--- Start of Records supplied ---

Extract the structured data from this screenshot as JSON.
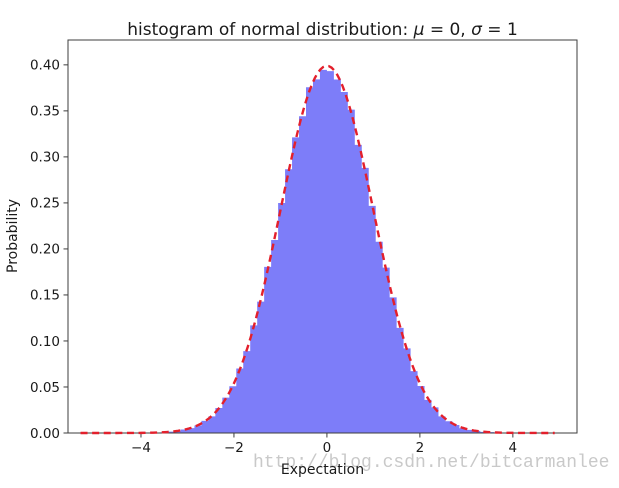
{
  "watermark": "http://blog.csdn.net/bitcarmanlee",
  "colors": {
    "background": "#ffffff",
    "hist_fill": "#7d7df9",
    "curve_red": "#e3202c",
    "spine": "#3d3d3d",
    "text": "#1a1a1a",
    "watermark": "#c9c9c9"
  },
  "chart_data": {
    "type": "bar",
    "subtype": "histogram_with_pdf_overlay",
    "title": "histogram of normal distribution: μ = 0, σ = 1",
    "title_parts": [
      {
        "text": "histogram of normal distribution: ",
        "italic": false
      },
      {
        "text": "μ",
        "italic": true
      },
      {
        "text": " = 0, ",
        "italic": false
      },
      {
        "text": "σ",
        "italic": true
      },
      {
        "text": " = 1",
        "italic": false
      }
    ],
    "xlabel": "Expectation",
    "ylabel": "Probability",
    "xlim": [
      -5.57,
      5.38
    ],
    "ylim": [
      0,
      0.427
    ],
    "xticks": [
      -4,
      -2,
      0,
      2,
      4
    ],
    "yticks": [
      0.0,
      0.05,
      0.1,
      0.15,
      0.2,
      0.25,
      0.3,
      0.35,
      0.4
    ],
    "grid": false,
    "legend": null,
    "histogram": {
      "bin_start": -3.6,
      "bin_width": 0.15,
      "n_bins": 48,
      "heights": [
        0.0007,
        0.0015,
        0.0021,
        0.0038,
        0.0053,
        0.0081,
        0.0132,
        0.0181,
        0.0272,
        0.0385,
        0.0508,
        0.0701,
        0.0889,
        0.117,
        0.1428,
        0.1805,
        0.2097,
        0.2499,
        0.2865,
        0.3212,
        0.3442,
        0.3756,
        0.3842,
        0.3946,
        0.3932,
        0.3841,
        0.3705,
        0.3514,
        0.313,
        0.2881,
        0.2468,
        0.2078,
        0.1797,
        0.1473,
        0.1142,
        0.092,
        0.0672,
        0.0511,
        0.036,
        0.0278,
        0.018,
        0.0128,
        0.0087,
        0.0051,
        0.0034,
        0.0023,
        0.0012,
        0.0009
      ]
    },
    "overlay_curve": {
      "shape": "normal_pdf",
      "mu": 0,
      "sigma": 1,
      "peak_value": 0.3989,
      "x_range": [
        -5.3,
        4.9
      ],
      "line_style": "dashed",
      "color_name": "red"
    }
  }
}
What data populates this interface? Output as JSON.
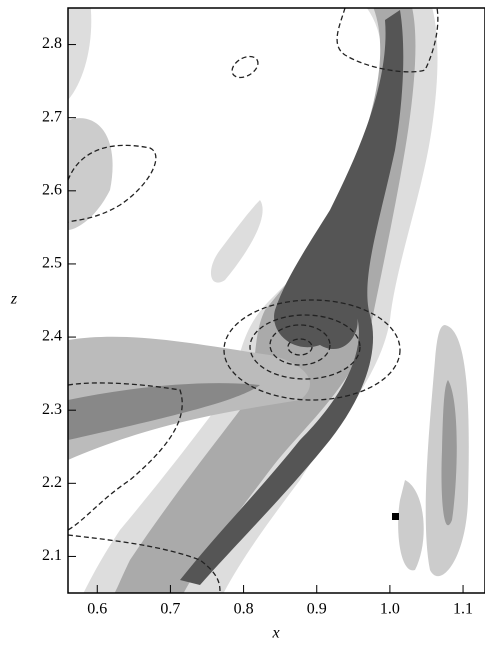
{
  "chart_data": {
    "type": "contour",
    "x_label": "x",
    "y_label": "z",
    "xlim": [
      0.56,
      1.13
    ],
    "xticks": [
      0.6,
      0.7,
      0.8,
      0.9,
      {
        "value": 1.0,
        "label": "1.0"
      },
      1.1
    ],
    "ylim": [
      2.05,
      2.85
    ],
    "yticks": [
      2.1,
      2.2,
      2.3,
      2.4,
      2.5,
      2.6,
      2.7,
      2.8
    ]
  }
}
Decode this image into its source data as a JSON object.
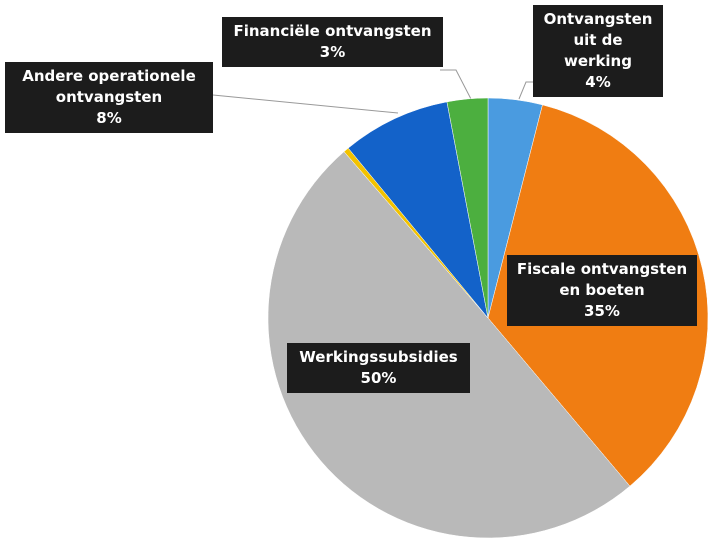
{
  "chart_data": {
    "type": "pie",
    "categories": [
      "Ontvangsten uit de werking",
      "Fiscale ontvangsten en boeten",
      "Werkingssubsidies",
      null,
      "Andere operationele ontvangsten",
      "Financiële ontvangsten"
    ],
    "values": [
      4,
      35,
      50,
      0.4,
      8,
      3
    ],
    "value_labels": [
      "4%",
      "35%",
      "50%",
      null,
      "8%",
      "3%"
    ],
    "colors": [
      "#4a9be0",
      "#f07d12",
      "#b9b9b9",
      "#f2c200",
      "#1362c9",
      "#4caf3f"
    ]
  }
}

--- End of Records supplied ---

> [Prompt] Determine how many lines in the data above contain the string "JSON". Give nothing except the number.

> [Solution] 3